-- Entries shown --

------------------------------------------------------------------------

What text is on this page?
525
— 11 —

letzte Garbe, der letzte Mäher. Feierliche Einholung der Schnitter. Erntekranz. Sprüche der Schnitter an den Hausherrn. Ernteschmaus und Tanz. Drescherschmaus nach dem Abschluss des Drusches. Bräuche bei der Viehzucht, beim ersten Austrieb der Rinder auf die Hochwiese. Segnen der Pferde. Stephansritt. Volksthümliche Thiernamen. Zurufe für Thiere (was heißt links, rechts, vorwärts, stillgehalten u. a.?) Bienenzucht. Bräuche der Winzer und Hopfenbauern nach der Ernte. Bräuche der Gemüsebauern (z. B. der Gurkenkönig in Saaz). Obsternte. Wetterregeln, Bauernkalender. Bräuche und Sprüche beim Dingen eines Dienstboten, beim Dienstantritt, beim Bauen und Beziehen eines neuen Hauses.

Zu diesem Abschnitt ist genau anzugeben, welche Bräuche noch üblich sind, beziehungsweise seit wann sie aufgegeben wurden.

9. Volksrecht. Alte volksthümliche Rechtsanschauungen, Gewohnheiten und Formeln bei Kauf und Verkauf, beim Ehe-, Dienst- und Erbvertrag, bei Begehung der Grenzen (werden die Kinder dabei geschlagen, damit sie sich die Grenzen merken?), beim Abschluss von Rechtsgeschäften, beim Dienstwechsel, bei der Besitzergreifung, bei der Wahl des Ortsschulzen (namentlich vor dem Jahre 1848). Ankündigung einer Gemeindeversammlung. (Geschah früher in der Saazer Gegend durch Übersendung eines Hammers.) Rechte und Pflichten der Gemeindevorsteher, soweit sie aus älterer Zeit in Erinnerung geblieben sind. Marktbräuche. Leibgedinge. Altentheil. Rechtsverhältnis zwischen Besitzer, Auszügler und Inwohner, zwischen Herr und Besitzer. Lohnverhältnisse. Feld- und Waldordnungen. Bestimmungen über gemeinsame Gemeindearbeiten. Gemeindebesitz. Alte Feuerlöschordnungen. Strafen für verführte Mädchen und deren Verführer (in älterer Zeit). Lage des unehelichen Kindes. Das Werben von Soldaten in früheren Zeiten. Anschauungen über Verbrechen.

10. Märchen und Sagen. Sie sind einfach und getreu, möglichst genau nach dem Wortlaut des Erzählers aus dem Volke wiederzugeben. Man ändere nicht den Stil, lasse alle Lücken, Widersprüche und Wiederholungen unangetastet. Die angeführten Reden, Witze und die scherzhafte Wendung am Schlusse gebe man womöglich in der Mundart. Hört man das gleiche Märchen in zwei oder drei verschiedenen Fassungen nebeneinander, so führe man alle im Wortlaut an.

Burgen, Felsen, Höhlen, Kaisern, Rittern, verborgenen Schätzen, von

------------------------------------------------------------------------

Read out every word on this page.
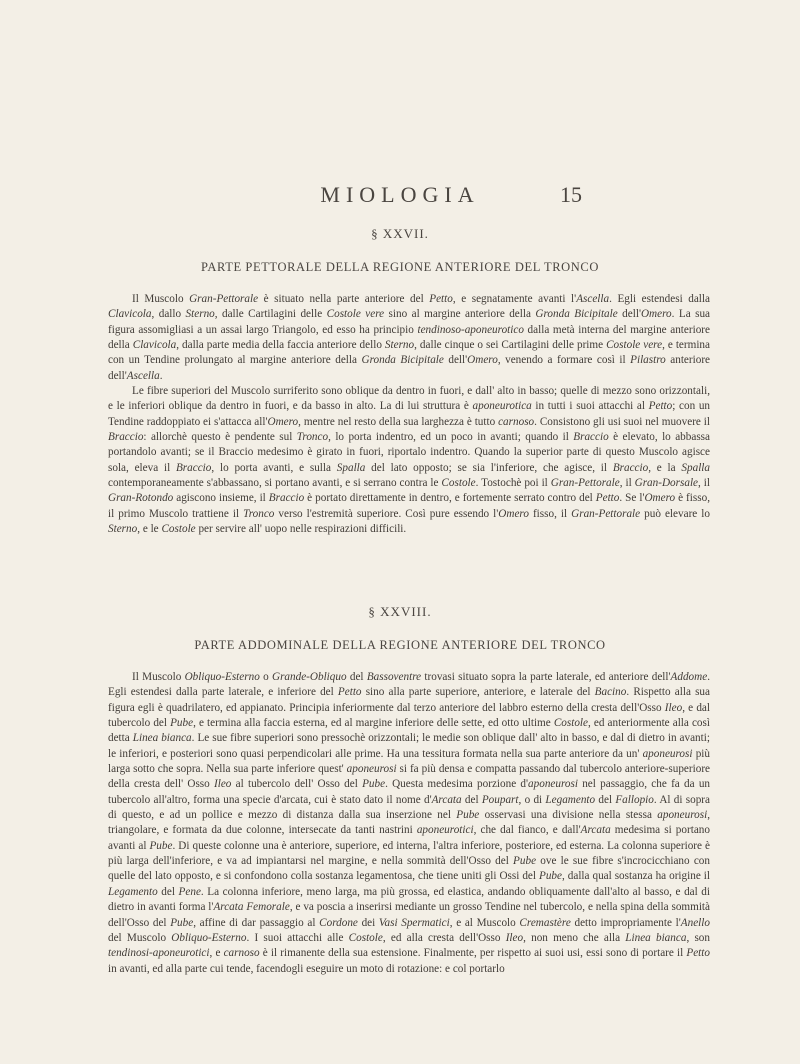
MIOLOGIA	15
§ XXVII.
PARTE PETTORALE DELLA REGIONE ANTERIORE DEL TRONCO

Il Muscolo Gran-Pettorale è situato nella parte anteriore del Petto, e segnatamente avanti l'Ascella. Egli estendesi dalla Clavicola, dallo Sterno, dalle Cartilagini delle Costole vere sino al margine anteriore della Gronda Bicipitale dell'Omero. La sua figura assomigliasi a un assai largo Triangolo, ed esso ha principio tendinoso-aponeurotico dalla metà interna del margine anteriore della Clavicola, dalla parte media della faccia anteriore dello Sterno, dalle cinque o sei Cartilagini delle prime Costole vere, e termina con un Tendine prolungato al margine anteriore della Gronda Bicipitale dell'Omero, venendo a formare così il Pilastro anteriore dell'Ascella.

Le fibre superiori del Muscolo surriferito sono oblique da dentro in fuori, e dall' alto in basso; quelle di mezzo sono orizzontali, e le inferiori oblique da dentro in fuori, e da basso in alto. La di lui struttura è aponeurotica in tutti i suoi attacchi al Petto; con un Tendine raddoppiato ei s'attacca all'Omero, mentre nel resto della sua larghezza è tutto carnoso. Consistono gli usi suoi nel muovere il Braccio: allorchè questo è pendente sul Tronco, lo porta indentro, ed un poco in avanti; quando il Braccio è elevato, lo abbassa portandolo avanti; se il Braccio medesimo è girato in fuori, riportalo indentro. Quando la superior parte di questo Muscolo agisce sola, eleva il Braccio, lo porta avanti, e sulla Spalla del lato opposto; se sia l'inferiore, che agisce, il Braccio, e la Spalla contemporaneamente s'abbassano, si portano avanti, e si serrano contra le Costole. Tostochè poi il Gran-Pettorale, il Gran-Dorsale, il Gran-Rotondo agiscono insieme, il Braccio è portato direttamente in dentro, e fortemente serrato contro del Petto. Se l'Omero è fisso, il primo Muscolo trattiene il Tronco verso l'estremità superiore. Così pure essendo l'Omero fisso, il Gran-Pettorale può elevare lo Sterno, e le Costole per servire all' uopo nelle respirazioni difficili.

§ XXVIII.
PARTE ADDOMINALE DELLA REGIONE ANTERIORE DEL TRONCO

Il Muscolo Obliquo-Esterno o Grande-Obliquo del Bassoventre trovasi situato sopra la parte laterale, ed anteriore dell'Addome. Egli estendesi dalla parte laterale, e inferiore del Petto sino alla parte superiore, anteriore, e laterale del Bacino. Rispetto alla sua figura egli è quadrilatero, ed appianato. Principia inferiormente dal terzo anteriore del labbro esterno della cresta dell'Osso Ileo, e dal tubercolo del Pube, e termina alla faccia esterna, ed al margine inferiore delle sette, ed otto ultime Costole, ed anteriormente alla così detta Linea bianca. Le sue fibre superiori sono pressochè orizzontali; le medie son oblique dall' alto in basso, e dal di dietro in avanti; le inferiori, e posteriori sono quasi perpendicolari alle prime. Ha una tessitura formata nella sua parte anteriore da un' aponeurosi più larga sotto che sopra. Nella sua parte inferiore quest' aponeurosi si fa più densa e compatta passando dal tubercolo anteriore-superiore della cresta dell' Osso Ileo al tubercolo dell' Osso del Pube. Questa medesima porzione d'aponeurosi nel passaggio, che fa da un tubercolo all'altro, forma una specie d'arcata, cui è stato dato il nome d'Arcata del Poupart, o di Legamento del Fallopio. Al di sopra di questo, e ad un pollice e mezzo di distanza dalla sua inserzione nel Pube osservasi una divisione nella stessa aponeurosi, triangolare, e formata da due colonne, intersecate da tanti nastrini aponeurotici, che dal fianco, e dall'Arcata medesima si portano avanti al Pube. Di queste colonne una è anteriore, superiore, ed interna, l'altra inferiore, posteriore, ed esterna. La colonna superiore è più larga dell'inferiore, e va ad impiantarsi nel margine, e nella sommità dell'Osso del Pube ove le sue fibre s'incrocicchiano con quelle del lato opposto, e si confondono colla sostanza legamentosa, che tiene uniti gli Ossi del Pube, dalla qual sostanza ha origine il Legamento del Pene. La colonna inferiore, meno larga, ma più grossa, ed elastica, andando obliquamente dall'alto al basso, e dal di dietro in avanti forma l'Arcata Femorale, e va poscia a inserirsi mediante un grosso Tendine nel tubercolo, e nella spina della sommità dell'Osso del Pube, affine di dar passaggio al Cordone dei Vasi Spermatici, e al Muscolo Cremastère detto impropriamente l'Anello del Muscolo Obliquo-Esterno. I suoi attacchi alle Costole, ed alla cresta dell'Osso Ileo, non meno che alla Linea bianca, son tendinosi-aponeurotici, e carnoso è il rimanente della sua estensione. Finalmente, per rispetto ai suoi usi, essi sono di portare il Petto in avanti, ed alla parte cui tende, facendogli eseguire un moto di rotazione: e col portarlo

------------------------------------------------------------------------

Copy every line above that holds the word "page".

What text is on this page?
Read out every word on this page.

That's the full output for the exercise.